Find the string "this" in the listing and report every line that has it.

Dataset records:

# # # #

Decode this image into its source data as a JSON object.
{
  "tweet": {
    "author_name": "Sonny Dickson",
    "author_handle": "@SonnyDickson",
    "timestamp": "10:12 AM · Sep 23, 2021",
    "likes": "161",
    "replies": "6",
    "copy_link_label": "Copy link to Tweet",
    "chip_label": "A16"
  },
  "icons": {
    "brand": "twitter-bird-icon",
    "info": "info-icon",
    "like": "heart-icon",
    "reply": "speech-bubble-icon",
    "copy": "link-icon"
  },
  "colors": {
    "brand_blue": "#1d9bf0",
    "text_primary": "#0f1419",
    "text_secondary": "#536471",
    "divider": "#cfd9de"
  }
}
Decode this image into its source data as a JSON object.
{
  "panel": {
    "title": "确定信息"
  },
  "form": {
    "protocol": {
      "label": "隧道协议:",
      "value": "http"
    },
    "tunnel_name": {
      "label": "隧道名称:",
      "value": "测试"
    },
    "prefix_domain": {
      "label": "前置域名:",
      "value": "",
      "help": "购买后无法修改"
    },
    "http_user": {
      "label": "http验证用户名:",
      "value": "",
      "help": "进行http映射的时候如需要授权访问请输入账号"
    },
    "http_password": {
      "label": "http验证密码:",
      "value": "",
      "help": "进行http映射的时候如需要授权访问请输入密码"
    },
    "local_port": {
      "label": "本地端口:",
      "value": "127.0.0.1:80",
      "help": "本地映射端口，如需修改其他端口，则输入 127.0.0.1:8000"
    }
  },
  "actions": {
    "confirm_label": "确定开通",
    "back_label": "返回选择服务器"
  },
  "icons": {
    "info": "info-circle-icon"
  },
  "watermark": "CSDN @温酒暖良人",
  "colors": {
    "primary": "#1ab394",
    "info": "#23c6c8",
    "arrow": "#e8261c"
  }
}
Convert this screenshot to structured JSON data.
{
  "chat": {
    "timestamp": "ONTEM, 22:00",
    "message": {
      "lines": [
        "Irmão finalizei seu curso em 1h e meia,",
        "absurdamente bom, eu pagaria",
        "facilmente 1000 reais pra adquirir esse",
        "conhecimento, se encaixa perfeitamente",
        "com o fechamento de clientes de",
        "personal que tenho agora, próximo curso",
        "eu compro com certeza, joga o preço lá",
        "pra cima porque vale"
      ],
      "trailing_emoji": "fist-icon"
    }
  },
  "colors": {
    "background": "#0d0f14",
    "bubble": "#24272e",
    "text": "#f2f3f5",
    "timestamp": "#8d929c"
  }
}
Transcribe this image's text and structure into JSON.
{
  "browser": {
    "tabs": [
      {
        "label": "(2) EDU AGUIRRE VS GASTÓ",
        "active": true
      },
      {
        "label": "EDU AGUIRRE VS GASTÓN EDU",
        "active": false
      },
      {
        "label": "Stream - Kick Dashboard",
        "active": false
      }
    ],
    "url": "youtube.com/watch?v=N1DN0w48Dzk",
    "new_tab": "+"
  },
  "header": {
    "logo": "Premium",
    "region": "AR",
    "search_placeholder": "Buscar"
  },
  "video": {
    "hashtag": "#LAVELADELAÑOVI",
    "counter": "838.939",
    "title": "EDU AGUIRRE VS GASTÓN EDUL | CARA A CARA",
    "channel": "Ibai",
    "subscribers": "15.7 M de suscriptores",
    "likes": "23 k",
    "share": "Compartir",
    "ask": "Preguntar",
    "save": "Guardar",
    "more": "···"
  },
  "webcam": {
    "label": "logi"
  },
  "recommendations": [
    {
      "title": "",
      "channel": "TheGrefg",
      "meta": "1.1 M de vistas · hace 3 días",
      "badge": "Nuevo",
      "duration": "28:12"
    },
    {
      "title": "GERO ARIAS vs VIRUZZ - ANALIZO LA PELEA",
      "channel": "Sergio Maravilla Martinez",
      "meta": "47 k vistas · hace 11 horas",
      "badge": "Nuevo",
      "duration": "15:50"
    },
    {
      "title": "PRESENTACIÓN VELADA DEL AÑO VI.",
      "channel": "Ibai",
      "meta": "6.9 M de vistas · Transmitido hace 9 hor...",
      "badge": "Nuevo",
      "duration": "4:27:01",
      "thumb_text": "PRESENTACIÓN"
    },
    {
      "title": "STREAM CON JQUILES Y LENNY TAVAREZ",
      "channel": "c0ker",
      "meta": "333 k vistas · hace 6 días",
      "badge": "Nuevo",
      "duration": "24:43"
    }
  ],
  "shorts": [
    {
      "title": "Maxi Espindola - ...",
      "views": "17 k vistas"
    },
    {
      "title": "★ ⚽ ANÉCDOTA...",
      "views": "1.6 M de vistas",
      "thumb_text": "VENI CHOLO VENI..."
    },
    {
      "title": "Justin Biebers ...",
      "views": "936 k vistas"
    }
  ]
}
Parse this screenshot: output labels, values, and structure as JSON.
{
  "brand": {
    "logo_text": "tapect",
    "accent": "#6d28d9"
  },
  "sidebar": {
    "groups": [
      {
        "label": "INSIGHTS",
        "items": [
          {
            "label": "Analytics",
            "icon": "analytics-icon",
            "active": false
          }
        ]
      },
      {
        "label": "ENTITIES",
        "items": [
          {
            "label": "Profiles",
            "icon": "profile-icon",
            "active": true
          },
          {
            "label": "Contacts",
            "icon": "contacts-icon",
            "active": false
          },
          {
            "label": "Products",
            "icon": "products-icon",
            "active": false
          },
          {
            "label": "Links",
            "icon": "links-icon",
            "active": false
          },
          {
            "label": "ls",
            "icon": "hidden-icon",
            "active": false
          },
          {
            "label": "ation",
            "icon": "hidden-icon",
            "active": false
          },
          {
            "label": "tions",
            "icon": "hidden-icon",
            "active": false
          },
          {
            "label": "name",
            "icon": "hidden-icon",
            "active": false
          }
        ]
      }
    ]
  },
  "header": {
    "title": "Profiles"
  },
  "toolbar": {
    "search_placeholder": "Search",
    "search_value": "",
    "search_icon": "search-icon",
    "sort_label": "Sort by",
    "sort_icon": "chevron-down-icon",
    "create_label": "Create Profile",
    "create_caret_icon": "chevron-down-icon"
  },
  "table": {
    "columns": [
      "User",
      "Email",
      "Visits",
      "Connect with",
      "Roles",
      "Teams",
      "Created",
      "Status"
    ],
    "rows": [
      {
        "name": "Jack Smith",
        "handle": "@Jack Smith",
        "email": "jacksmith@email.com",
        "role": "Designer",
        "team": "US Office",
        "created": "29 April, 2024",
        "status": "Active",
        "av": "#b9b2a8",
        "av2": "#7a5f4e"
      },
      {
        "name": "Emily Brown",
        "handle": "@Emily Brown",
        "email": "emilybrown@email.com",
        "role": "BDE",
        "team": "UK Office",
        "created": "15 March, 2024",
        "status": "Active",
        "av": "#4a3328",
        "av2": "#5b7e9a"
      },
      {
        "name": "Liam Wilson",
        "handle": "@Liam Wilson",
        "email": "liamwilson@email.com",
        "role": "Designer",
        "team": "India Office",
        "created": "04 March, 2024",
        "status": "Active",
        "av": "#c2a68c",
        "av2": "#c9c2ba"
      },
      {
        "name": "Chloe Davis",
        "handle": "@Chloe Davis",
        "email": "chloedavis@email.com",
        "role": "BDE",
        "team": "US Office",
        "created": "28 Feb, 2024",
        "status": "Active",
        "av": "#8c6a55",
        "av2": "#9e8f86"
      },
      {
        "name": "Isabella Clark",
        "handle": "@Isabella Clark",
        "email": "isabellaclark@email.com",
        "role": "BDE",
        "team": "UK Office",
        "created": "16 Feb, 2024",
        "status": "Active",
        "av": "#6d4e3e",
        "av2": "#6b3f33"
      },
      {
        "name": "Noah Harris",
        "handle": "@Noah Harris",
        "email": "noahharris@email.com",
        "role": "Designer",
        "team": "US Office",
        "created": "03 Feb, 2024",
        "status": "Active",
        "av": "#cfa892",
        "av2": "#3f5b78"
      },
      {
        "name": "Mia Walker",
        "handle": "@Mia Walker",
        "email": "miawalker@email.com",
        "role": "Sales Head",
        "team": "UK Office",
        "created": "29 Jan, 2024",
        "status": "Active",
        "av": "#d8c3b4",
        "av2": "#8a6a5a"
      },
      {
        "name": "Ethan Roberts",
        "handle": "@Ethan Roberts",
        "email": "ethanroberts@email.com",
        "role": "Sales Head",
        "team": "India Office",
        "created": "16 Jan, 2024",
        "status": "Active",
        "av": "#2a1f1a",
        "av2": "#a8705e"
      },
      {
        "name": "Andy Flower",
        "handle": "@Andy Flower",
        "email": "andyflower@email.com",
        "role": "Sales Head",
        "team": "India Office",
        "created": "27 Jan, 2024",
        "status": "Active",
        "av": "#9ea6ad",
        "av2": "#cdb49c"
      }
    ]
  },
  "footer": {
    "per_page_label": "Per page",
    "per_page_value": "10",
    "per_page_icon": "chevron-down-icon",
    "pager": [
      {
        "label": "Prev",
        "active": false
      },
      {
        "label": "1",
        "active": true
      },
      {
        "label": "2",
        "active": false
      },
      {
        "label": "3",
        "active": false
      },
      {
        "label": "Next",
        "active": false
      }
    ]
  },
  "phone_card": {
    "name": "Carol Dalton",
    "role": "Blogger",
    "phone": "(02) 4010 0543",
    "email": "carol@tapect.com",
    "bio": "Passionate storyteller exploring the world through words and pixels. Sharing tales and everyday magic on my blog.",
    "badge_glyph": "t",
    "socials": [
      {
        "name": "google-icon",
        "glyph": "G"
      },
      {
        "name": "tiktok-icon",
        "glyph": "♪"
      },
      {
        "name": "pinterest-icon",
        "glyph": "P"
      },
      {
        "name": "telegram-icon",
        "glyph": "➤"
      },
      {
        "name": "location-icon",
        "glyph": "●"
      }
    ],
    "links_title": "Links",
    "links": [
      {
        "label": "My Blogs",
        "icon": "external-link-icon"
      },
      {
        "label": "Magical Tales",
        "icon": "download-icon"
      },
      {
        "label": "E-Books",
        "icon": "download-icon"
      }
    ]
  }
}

# # # #

## SOLUTION:
Decode this image into its source data as a JSON object.
Decode this image into its source data as a JSON object.
Convert this screenshot to structured JSON data.
Transcribe this image's text and structure into JSON.
Parse this screenshot: output labels, values, and structure as JSON.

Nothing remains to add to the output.